> **Given exercise**
Return a copy of every line in the records that includes the word "ylabel".

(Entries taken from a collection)
☆ ☆ ☆

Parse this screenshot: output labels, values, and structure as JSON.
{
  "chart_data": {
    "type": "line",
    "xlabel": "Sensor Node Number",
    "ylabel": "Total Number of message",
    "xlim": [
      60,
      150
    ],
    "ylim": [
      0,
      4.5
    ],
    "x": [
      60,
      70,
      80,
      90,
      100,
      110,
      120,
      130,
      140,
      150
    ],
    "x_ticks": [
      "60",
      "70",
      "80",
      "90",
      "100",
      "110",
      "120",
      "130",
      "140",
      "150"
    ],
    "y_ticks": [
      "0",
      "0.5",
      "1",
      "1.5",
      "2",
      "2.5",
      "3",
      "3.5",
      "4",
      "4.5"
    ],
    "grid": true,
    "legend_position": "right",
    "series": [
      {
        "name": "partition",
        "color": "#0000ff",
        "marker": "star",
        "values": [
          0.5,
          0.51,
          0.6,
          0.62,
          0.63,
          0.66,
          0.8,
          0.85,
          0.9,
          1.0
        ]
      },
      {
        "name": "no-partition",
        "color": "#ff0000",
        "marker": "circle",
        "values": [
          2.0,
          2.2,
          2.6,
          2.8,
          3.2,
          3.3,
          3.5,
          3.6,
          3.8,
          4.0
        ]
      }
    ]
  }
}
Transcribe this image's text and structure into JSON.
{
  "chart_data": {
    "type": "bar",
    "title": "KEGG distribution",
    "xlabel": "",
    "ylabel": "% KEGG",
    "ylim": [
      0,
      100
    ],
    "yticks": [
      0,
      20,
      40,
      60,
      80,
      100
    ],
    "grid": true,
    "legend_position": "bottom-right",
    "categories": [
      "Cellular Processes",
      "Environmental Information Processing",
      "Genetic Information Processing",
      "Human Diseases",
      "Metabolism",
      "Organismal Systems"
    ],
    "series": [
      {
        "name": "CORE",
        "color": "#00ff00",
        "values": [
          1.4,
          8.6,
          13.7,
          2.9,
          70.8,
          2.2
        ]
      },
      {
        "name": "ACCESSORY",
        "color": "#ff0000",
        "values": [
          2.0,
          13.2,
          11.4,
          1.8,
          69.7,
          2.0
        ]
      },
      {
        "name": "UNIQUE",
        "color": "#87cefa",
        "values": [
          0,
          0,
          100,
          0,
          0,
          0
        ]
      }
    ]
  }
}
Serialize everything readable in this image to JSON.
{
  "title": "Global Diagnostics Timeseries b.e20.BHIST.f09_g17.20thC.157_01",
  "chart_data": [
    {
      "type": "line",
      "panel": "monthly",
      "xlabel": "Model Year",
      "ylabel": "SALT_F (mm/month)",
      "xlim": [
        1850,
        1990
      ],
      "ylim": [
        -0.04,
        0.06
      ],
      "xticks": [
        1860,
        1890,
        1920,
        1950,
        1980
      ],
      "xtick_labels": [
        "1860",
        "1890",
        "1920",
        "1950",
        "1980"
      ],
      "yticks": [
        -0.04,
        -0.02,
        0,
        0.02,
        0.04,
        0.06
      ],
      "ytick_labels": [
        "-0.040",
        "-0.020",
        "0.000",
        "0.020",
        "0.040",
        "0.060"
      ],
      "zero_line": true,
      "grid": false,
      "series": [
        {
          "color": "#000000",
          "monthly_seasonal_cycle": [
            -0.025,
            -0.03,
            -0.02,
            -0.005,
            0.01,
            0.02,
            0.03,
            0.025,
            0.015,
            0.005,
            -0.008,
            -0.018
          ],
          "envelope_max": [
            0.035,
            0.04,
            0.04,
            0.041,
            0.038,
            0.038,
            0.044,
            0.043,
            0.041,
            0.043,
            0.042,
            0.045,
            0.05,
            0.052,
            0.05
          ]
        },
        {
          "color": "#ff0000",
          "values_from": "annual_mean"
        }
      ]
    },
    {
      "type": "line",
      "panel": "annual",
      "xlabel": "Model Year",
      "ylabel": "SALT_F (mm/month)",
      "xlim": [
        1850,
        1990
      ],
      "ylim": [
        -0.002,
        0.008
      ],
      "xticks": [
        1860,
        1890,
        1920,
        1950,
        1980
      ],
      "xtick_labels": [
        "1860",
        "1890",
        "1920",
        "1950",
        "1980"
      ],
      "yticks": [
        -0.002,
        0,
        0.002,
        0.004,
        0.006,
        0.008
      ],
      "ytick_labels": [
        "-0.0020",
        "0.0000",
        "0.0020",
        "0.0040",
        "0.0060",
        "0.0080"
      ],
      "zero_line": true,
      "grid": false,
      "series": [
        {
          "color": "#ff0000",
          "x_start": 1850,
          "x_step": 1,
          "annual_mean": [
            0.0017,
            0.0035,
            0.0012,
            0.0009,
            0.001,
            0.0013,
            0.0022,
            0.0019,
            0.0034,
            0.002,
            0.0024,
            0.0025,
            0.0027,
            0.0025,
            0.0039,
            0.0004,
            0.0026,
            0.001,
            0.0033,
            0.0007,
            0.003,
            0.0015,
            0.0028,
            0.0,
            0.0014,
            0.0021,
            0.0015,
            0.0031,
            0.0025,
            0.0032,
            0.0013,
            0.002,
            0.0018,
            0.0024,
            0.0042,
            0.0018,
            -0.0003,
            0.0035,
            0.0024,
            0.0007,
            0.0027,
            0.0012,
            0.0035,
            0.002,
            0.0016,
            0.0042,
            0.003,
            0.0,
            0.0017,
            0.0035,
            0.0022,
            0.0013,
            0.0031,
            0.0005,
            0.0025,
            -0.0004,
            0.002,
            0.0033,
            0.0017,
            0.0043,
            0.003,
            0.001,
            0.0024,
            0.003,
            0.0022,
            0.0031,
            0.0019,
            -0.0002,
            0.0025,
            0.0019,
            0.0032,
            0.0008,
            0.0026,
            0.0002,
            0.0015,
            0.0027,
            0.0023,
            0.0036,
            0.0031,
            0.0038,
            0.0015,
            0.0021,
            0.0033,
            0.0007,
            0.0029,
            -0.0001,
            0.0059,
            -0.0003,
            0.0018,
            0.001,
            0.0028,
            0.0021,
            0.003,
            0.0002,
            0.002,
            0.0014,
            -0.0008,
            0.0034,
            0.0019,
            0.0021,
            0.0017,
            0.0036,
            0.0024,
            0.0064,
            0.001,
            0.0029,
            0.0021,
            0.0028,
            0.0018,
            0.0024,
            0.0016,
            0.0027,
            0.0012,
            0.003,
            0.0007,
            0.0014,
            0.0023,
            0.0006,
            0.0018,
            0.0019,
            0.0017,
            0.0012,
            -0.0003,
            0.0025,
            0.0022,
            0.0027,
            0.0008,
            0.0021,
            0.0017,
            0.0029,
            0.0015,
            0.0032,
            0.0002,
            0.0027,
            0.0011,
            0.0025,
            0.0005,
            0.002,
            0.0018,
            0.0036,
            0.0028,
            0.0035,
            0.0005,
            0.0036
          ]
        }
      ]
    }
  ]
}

☆ ☆ ☆

> **Task solution**
    "ylabel": "Total Number of message",
    "ylabel": "% KEGG",
      "ylabel": "SALT_F (mm/month)",
      "ylabel": "SALT_F (mm/month)",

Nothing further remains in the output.